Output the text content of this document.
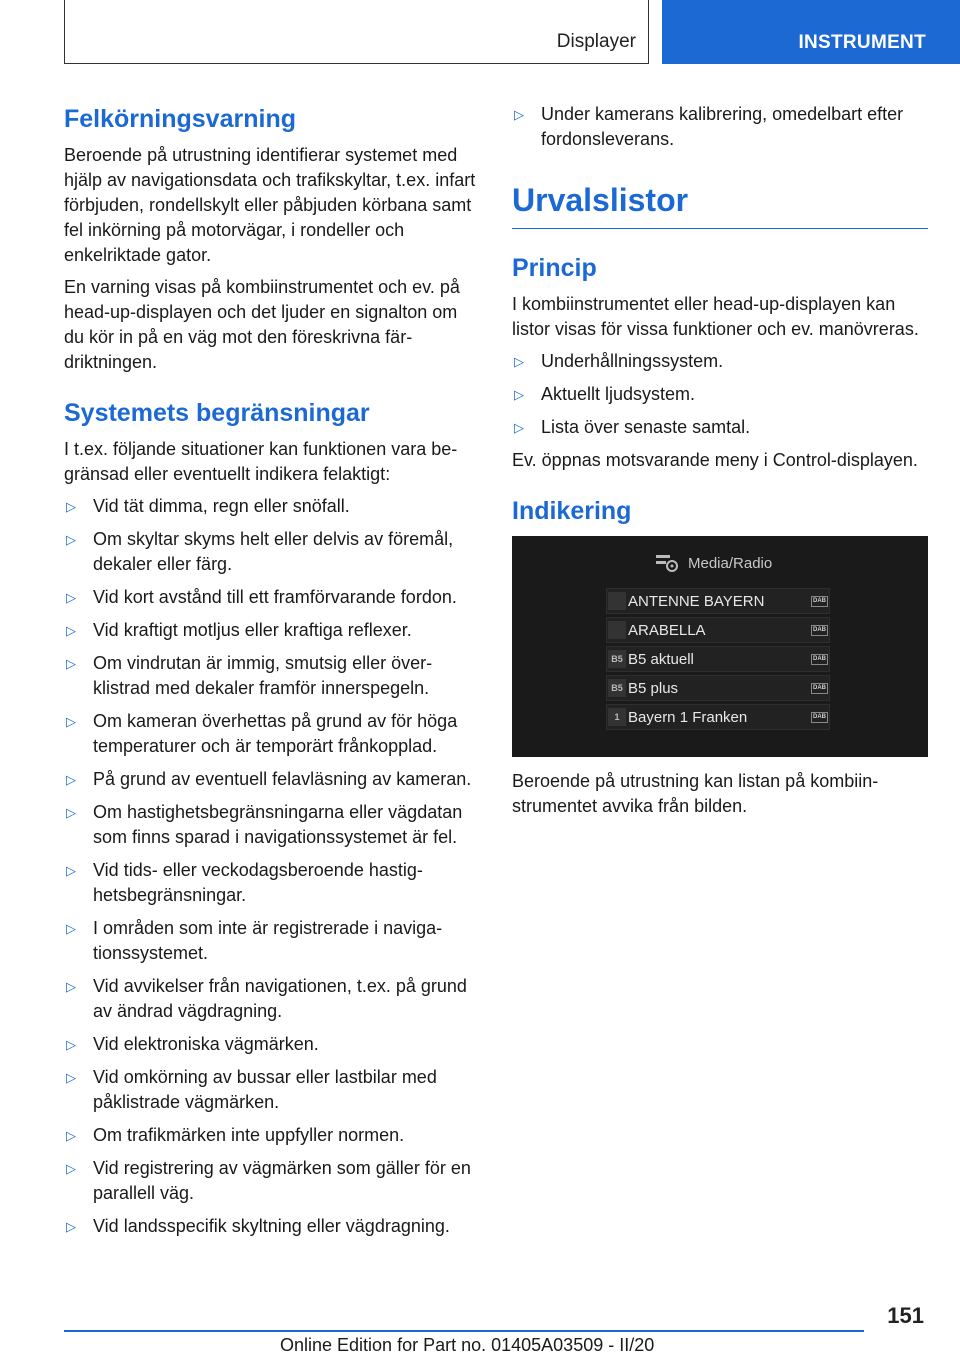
Displayer	INSTRUMENT
Felkörningsvarning

Beroende på utrustning identifierar systemet med hjälp av navigationsdata och trafikskyltar, t.ex. infart förbjuden, rondellskylt eller påbjuden körbana samt fel inkörning på motorvägar, i rondeller och enkelriktade gator.

En varning visas på kombiinstrumentet och ev. på head-up-displayen och det ljuder en signalton om du kör in på en väg mot den föreskrivna färdriktningen.

Systemets begränsningar

I t.ex. följande situationer kan funktionen vara begränsad eller eventuellt indikera felaktigt:

▷ Vid tät dimma, regn eller snöfall.
▷ Om skyltar skyms helt eller delvis av föremål, dekaler eller färg.
▷ Vid kort avstånd till ett framförvarande fordon.
▷ Vid kraftigt motljus eller kraftiga reflexer.
▷ Om vindrutan är immig, smutsig eller överklistrad med dekaler framför innerspegeln.
▷ Om kameran överhettas på grund av för höga temperaturer och är temporärt frånkopplad.
▷ På grund av eventuell felavläsning av kameran.
▷ Om hastighetsbegränsningarna eller vägdatan som finns sparad i navigationssystemet är fel.
▷ Vid tids- eller veckodagsberoende hastighetsbegränsningar.
▷ I områden som inte är registrerade i navigationssystemet.
▷ Vid avvikelser från navigationen, t.ex. på grund av ändrad vägdragning.
▷ Vid elektroniska vägmärken.
▷ Vid omkörning av bussar eller lastbilar med påklistrade vägmärken.
▷ Om trafikmärken inte uppfyller normen.
▷ Vid registrering av vägmärken som gäller för en parallell väg.
▷ Vid landsspecifik skyltning eller vägdragning.
▷ Under kamerans kalibrering, omedelbart efter fordonsleverans.
Urvalslistor
Princip

I kombiinstrumentet eller head-up-displayen kan listor visas för vissa funktioner och ev. manövreras.

▷ Underhållningssystem.
▷ Aktuellt ljudsystem.
▷ Lista över senaste samtal.

Ev. öppnas motsvarande meny i Control-displayen.

Indikering
Media/Radio
ANTENNE BAYERN	DAB
ARABELLA	DAB
B5 B5 aktuell	DAB
B5 B5 plus	DAB
1 Bayern 1 Franken	DAB

Beroende på utrustning kan listan på kombiinstrumentet avvika från bilden.

151
Online Edition for Part no. 01405A03509 - II/20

━━━━━━

> [DO THIS] Transcribe each entry precisely as given, leaving the pictures out.

> [SOLUTION TO THIS PROBLEM]
Output the text content of this document.
Displayer	INSTRUMENT
Felkörningsvarning

Beroende på utrustning identifierar systemet med hjälp av navigationsdata och trafikskyltar, t.ex. infart förbjuden, rondellskylt eller påbjuden körbana samt fel inkörning på motorvägar, i rondeller och enkelriktade gator.

En varning visas på kombiinstrumentet och ev. på head-up-displayen och det ljuder en signalton om du kör in på en väg mot den föreskrivna färdriktningen.

Systemets begränsningar

I t.ex. följande situationer kan funktionen vara begränsad eller eventuellt indikera felaktigt:

▷ Vid tät dimma, regn eller snöfall.
▷ Om skyltar skyms helt eller delvis av föremål, dekaler eller färg.
▷ Vid kort avstånd till ett framförvarande fordon.
▷ Vid kraftigt motljus eller kraftiga reflexer.
▷ Om vindrutan är immig, smutsig eller överklistrad med dekaler framför innerspegeln.
▷ Om kameran överhettas på grund av för höga temperaturer och är temporärt frånkopplad.
▷ På grund av eventuell felavläsning av kameran.
▷ Om hastighetsbegränsningarna eller vägdatan som finns sparad i navigationssystemet är fel.
▷ Vid tids- eller veckodagsberoende hastighetsbegränsningar.
▷ I områden som inte är registrerade i navigationssystemet.
▷ Vid avvikelser från navigationen, t.ex. på grund av ändrad vägdragning.
▷ Vid elektroniska vägmärken.
▷ Vid omkörning av bussar eller lastbilar med påklistrade vägmärken.
▷ Om trafikmärken inte uppfyller normen.
▷ Vid registrering av vägmärken som gäller för en parallell väg.
▷ Vid landsspecifik skyltning eller vägdragning.
▷ Under kamerans kalibrering, omedelbart efter fordonsleverans.
Urvalslistor
Princip

I kombiinstrumentet eller head-up-displayen kan listor visas för vissa funktioner och ev. manövreras.

▷ Underhållningssystem.
▷ Aktuellt ljudsystem.
▷ Lista över senaste samtal.

Ev. öppnas motsvarande meny i Control-displayen.

Indikering
Media/Radio
ANTENNE BAYERN	DAB
ARABELLA	DAB
B5 B5 aktuell	DAB
B5 B5 plus	DAB
1 Bayern 1 Franken	DAB

Beroende på utrustning kan listan på kombiinstrumentet avvika från bilden.

151
Online Edition for Part no. 01405A03509 - II/20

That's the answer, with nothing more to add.